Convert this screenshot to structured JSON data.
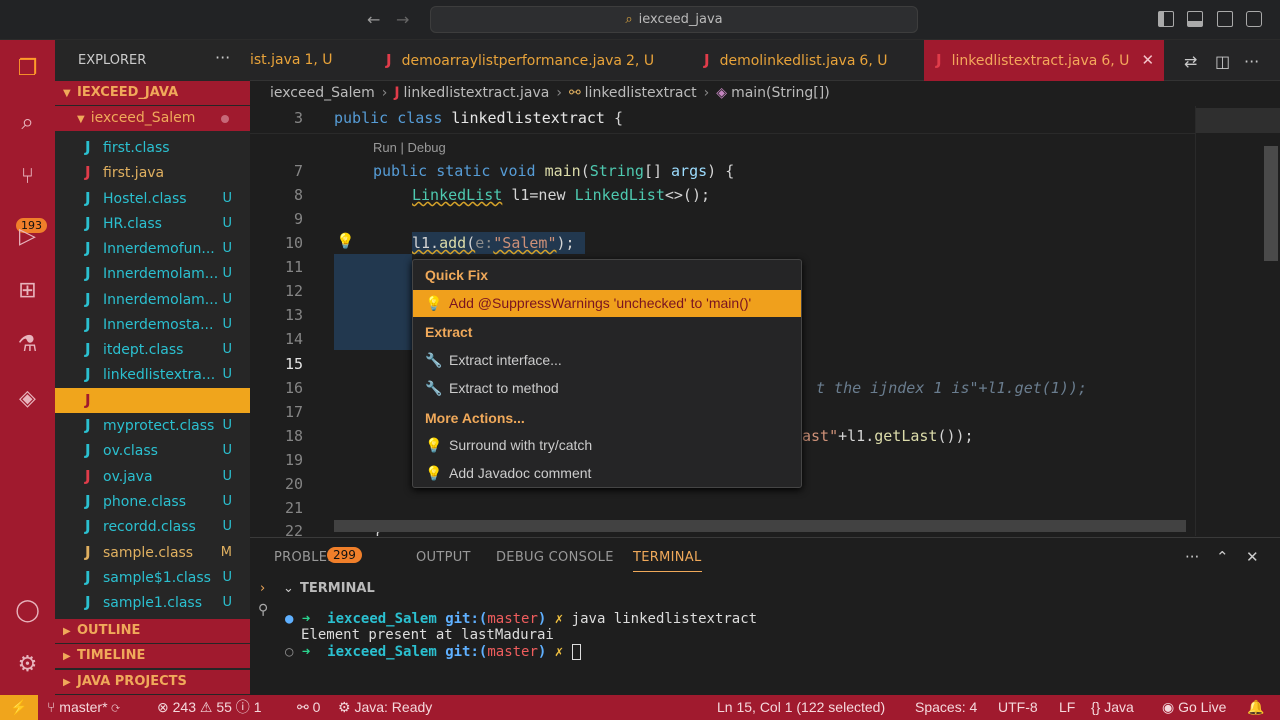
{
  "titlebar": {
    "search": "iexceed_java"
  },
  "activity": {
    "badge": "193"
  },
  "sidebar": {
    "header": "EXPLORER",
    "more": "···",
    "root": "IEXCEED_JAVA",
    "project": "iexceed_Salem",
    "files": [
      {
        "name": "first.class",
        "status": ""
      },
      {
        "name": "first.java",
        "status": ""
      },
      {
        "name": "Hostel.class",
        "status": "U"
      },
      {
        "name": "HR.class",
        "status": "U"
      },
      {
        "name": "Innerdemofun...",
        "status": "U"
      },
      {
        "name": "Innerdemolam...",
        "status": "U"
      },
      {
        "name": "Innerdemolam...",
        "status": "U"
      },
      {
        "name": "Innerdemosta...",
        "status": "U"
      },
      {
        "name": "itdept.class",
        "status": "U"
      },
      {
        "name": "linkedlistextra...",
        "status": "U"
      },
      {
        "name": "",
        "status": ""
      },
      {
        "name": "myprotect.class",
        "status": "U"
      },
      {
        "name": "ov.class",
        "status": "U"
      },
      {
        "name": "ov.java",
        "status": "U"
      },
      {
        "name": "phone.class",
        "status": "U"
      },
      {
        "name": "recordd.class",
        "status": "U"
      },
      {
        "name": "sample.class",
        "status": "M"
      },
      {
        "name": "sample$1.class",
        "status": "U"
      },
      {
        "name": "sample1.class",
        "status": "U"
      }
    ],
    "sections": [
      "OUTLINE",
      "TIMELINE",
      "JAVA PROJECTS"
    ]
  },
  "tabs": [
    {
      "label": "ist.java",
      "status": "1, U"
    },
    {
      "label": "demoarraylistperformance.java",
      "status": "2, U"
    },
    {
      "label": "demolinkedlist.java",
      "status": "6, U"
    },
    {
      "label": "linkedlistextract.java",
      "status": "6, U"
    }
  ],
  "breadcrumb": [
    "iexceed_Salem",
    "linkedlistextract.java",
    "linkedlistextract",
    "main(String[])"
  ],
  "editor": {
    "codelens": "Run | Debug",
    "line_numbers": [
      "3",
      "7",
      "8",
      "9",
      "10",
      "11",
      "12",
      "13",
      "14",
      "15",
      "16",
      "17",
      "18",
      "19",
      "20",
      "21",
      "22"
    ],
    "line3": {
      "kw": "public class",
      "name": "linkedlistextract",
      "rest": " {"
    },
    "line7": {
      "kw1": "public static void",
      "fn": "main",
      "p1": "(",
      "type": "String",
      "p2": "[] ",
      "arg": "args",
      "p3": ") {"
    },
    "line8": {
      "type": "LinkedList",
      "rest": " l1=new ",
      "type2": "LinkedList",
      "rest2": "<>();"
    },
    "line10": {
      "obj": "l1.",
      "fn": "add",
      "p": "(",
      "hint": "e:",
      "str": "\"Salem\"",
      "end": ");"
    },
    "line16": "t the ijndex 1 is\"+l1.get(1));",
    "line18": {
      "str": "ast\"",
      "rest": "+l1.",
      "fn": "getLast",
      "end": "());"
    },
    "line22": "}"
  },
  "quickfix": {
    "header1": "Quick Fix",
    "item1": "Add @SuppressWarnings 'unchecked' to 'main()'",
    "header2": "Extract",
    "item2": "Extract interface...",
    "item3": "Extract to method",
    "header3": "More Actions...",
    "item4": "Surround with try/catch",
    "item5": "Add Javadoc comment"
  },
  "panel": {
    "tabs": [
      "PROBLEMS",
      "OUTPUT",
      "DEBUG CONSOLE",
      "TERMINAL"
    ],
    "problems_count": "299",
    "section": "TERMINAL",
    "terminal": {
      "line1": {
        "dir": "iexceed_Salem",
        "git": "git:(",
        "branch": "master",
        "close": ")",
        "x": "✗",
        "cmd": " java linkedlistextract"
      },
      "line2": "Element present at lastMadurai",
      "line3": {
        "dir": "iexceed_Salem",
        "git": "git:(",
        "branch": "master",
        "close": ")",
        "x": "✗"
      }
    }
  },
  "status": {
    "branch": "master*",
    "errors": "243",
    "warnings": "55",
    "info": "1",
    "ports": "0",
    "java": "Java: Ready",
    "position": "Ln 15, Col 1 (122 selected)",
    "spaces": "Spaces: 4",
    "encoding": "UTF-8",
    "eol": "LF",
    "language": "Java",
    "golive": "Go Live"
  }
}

::::::::

→ **Task brief**: Return all the lines that contain the string "public".

→ **Exercise answer**:
      "kw": "public class",
      "kw1": "public static void",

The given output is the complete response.